_Your instructions_. Please transcribe the data below in full. Omit any picture you find in it.

Data entries for graphics
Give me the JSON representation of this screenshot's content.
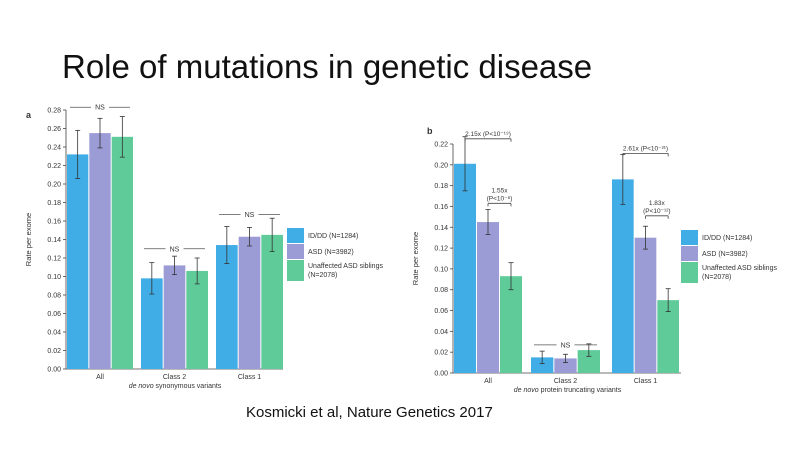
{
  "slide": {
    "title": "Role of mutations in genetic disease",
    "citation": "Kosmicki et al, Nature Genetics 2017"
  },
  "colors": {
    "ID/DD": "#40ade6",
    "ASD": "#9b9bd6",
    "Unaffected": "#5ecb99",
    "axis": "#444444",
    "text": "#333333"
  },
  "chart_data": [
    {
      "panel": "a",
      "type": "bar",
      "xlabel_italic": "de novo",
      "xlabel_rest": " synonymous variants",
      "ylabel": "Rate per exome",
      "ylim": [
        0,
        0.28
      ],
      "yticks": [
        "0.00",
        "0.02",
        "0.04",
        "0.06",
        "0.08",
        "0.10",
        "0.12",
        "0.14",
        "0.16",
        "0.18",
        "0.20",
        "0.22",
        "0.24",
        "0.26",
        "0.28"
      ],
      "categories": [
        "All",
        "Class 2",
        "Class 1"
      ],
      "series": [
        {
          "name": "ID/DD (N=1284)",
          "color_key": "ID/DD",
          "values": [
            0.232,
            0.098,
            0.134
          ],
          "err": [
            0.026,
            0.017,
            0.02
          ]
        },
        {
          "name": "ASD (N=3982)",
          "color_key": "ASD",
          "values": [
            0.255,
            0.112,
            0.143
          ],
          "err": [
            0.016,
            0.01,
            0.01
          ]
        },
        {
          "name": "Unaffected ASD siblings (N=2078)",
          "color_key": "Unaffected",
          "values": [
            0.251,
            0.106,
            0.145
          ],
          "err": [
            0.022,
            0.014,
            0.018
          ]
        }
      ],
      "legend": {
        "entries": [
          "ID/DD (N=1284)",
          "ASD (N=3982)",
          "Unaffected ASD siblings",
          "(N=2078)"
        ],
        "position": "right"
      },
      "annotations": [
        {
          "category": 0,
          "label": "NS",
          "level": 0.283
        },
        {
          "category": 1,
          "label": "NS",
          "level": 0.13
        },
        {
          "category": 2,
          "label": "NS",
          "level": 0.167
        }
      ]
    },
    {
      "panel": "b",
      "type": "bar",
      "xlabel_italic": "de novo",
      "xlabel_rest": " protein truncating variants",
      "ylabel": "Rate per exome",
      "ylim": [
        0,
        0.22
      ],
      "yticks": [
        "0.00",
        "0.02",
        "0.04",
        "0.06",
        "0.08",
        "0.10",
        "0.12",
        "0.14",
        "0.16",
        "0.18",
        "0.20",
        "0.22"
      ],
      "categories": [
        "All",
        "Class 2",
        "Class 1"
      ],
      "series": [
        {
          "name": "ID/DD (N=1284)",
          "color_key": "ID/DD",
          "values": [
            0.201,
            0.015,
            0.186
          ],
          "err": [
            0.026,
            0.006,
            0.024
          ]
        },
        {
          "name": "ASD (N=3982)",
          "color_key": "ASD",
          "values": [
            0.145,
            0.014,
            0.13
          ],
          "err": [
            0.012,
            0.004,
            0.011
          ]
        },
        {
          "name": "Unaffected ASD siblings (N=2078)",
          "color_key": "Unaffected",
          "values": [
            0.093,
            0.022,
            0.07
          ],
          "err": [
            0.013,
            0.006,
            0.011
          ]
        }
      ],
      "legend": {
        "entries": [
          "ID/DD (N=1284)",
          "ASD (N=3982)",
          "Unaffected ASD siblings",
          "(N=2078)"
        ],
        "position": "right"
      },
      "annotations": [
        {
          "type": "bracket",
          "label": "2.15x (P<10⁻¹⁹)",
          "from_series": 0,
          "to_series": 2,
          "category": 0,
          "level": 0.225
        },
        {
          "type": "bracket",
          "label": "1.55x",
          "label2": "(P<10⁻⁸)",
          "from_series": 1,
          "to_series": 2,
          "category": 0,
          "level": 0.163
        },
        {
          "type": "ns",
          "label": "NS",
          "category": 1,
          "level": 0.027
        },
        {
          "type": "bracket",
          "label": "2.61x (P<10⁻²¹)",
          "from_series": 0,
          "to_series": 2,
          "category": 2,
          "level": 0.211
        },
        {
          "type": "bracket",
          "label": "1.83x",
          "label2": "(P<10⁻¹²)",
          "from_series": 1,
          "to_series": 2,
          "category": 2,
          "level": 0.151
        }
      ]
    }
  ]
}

_Written solution_.
Give me the JSON representation of this screenshot's content.
{
  "slide": {
    "title": "Role of mutations in genetic disease",
    "citation": "Kosmicki et al, Nature Genetics 2017"
  },
  "colors": {
    "ID/DD": "#40ade6",
    "ASD": "#9b9bd6",
    "Unaffected": "#5ecb99",
    "axis": "#444444",
    "text": "#333333"
  },
  "chart_data": [
    {
      "panel": "a",
      "type": "bar",
      "xlabel_italic": "de novo",
      "xlabel_rest": " synonymous variants",
      "ylabel": "Rate per exome",
      "ylim": [
        0,
        0.28
      ],
      "yticks": [
        "0.00",
        "0.02",
        "0.04",
        "0.06",
        "0.08",
        "0.10",
        "0.12",
        "0.14",
        "0.16",
        "0.18",
        "0.20",
        "0.22",
        "0.24",
        "0.26",
        "0.28"
      ],
      "categories": [
        "All",
        "Class 2",
        "Class 1"
      ],
      "series": [
        {
          "name": "ID/DD (N=1284)",
          "color_key": "ID/DD",
          "values": [
            0.232,
            0.098,
            0.134
          ],
          "err": [
            0.026,
            0.017,
            0.02
          ]
        },
        {
          "name": "ASD (N=3982)",
          "color_key": "ASD",
          "values": [
            0.255,
            0.112,
            0.143
          ],
          "err": [
            0.016,
            0.01,
            0.01
          ]
        },
        {
          "name": "Unaffected ASD siblings (N=2078)",
          "color_key": "Unaffected",
          "values": [
            0.251,
            0.106,
            0.145
          ],
          "err": [
            0.022,
            0.014,
            0.018
          ]
        }
      ],
      "legend": {
        "entries": [
          "ID/DD (N=1284)",
          "ASD (N=3982)",
          "Unaffected ASD siblings",
          "(N=2078)"
        ],
        "position": "right"
      },
      "annotations": [
        {
          "category": 0,
          "label": "NS",
          "level": 0.283
        },
        {
          "category": 1,
          "label": "NS",
          "level": 0.13
        },
        {
          "category": 2,
          "label": "NS",
          "level": 0.167
        }
      ]
    },
    {
      "panel": "b",
      "type": "bar",
      "xlabel_italic": "de novo",
      "xlabel_rest": " protein truncating variants",
      "ylabel": "Rate per exome",
      "ylim": [
        0,
        0.22
      ],
      "yticks": [
        "0.00",
        "0.02",
        "0.04",
        "0.06",
        "0.08",
        "0.10",
        "0.12",
        "0.14",
        "0.16",
        "0.18",
        "0.20",
        "0.22"
      ],
      "categories": [
        "All",
        "Class 2",
        "Class 1"
      ],
      "series": [
        {
          "name": "ID/DD (N=1284)",
          "color_key": "ID/DD",
          "values": [
            0.201,
            0.015,
            0.186
          ],
          "err": [
            0.026,
            0.006,
            0.024
          ]
        },
        {
          "name": "ASD (N=3982)",
          "color_key": "ASD",
          "values": [
            0.145,
            0.014,
            0.13
          ],
          "err": [
            0.012,
            0.004,
            0.011
          ]
        },
        {
          "name": "Unaffected ASD siblings (N=2078)",
          "color_key": "Unaffected",
          "values": [
            0.093,
            0.022,
            0.07
          ],
          "err": [
            0.013,
            0.006,
            0.011
          ]
        }
      ],
      "legend": {
        "entries": [
          "ID/DD (N=1284)",
          "ASD (N=3982)",
          "Unaffected ASD siblings",
          "(N=2078)"
        ],
        "position": "right"
      },
      "annotations": [
        {
          "type": "bracket",
          "label": "2.15x (P<10⁻¹⁹)",
          "from_series": 0,
          "to_series": 2,
          "category": 0,
          "level": 0.225
        },
        {
          "type": "bracket",
          "label": "1.55x",
          "label2": "(P<10⁻⁸)",
          "from_series": 1,
          "to_series": 2,
          "category": 0,
          "level": 0.163
        },
        {
          "type": "ns",
          "label": "NS",
          "category": 1,
          "level": 0.027
        },
        {
          "type": "bracket",
          "label": "2.61x (P<10⁻²¹)",
          "from_series": 0,
          "to_series": 2,
          "category": 2,
          "level": 0.211
        },
        {
          "type": "bracket",
          "label": "1.83x",
          "label2": "(P<10⁻¹²)",
          "from_series": 1,
          "to_series": 2,
          "category": 2,
          "level": 0.151
        }
      ]
    }
  ]
}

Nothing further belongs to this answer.